## Task material
"""

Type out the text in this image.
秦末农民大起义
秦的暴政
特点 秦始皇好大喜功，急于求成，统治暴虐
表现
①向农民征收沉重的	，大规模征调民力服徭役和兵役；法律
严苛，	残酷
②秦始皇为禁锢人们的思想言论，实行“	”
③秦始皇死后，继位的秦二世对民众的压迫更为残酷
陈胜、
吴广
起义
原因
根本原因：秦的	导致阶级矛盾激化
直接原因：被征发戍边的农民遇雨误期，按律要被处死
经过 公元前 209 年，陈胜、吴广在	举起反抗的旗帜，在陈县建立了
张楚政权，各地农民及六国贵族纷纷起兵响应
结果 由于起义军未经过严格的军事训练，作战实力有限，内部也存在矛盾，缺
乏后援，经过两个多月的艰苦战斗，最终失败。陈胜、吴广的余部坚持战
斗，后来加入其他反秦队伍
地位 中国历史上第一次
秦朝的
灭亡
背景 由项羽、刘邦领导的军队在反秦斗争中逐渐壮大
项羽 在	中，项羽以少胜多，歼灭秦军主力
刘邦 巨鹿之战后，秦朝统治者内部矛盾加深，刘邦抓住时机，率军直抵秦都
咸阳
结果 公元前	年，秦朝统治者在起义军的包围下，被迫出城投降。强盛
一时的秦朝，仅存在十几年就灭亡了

"""

## What you need to do
Extract each line of the listing above, copying it word for word.

## The output
Type out the text in this image.
秦末农民大起义
秦的暴政
特点 秦始皇好大喜功，急于求成，统治暴虐
表现
①向农民征收沉重的	，大规模征调民力服徭役和兵役；法律
严苛，	残酷
②秦始皇为禁锢人们的思想言论，实行“	”
③秦始皇死后，继位的秦二世对民众的压迫更为残酷
陈胜、
吴广
起义
原因
根本原因：秦的	导致阶级矛盾激化
直接原因：被征发戍边的农民遇雨误期，按律要被处死
经过 公元前 209 年，陈胜、吴广在	举起反抗的旗帜，在陈县建立了
张楚政权，各地农民及六国贵族纷纷起兵响应
结果 由于起义军未经过严格的军事训练，作战实力有限，内部也存在矛盾，缺
乏后援，经过两个多月的艰苦战斗，最终失败。陈胜、吴广的余部坚持战
斗，后来加入其他反秦队伍
地位 中国历史上第一次
秦朝的
灭亡
背景 由项羽、刘邦领导的军队在反秦斗争中逐渐壮大
项羽 在	中，项羽以少胜多，歼灭秦军主力
刘邦 巨鹿之战后，秦朝统治者内部矛盾加深，刘邦抓住时机，率军直抵秦都
咸阳
结果 公元前	年，秦朝统治者在起义军的包围下，被迫出城投降。强盛
一时的秦朝，仅存在十几年就灭亡了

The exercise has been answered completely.